» **Short task**: Could you write out all the items below again, substituting "starting position" for "initial condition" and leaving everything else unchanged?

» **Given data**:
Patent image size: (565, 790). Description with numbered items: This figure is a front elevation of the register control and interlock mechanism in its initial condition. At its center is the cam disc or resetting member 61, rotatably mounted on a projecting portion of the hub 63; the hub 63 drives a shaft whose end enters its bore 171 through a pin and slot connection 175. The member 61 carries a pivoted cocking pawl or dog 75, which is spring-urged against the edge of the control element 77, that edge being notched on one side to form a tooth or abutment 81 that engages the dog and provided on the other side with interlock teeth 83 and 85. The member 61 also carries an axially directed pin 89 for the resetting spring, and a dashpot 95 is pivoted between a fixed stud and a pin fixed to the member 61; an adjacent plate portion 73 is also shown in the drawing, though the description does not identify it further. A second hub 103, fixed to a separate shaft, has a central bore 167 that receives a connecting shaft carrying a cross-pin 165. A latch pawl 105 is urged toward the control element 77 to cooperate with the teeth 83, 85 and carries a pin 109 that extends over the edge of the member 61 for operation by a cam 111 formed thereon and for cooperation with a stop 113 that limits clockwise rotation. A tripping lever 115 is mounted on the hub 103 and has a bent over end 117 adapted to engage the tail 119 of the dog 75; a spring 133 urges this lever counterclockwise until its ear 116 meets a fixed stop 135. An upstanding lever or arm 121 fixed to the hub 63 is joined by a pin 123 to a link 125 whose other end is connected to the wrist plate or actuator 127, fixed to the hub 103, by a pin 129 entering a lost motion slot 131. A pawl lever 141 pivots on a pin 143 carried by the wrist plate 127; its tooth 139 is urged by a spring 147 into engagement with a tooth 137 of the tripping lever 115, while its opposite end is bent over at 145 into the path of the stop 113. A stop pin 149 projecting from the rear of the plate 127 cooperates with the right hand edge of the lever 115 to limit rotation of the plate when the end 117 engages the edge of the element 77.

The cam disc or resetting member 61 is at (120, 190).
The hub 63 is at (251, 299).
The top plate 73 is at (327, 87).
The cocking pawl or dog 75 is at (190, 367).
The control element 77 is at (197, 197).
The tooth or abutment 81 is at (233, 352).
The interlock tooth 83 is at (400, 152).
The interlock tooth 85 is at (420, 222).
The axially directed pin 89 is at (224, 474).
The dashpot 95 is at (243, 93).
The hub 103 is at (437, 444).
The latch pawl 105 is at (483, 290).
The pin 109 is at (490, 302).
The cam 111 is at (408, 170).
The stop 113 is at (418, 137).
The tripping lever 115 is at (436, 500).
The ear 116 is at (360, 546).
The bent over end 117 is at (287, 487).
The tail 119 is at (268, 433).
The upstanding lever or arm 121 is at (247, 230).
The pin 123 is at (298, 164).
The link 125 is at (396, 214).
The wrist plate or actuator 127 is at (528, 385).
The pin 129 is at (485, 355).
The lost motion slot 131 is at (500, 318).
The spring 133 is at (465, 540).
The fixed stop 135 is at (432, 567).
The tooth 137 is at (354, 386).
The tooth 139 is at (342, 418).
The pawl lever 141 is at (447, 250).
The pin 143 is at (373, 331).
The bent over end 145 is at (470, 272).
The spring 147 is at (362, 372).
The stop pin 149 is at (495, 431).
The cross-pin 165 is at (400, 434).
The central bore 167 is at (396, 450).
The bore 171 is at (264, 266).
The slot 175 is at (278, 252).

» **Solution**:
Patent image size: (565, 790). Description with numbered items: This figure is a front elevation of the register control and interlock mechanism in its starting position. At its center is the cam disc or resetting member 61, rotatably mounted on a projecting portion of the hub 63; the hub 63 drives a shaft whose end enters its bore 171 through a pin and slot connection 175. The member 61 carries a pivoted cocking pawl or dog 75, which is spring-urged against the edge of the control element 77, that edge being notched on one side to form a tooth or abutment 81 that engages the dog and provided on the other side with interlock teeth 83 and 85. The member 61 also carries an axially directed pin 89 for the resetting spring, and a dashpot 95 is pivoted between a fixed stud and a pin fixed to the member 61; an adjacent plate portion 73 is also shown in the drawing, though the description does not identify it further. A second hub 103, fixed to a separate shaft, has a central bore 167 that receives a connecting shaft carrying a cross-pin 165. A latch pawl 105 is urged toward the control element 77 to cooperate with the teeth 83, 85 and carries a pin 109 that extends over the edge of the member 61 for operation by a cam 111 formed thereon and for cooperation with a stop 113 that limits clockwise rotation. A tripping lever 115 is mounted on the hub 103 and has a bent over end 117 adapted to engage the tail 119 of the dog 75; a spring 133 urges this lever counterclockwise until its ear 116 meets a fixed stop 135. An upstanding lever or arm 121 fixed to the hub 63 is joined by a pin 123 to a link 125 whose other end is connected to the wrist plate or actuator 127, fixed to the hub 103, by a pin 129 entering a lost motion slot 131. A pawl lever 141 pivots on a pin 143 carried by the wrist plate 127; its tooth 139 is urged by a spring 147 into engagement with a tooth 137 of the tripping lever 115, while its opposite end is bent over at 145 into the path of the stop 113. A stop pin 149 projecting from the rear of the plate 127 cooperates with the right hand edge of the lever 115 to limit rotation of the plate when the end 117 engages the edge of the element 77.

The cam disc or resetting member 61 is at (120, 190).
The hub 63 is at (251, 299).
The top plate 73 is at (327, 87).
The cocking pawl or dog 75 is at (190, 367).
The control element 77 is at (197, 197).
The tooth or abutment 81 is at (233, 352).
The interlock tooth 83 is at (400, 152).
The interlock tooth 85 is at (420, 222).
The axially directed pin 89 is at (224, 474).
The dashpot 95 is at (243, 93).
The hub 103 is at (437, 444).
The latch pawl 105 is at (483, 290).
The pin 109 is at (490, 302).
The cam 111 is at (408, 170).
The stop 113 is at (418, 137).
The tripping lever 115 is at (436, 500).
The ear 116 is at (360, 546).
The bent over end 117 is at (287, 487).
The tail 119 is at (268, 433).
The upstanding lever or arm 121 is at (247, 230).
The pin 123 is at (298, 164).
The link 125 is at (396, 214).
The wrist plate or actuator 127 is at (528, 385).
The pin 129 is at (485, 355).
The lost motion slot 131 is at (500, 318).
The spring 133 is at (465, 540).
The fixed stop 135 is at (432, 567).
The tooth 137 is at (354, 386).
The tooth 139 is at (342, 418).
The pawl lever 141 is at (447, 250).
The pin 143 is at (373, 331).
The bent over end 145 is at (470, 272).
The spring 147 is at (362, 372).
The stop pin 149 is at (495, 431).
The cross-pin 165 is at (400, 434).
The central bore 167 is at (396, 450).
The bore 171 is at (264, 266).
The slot 175 is at (278, 252).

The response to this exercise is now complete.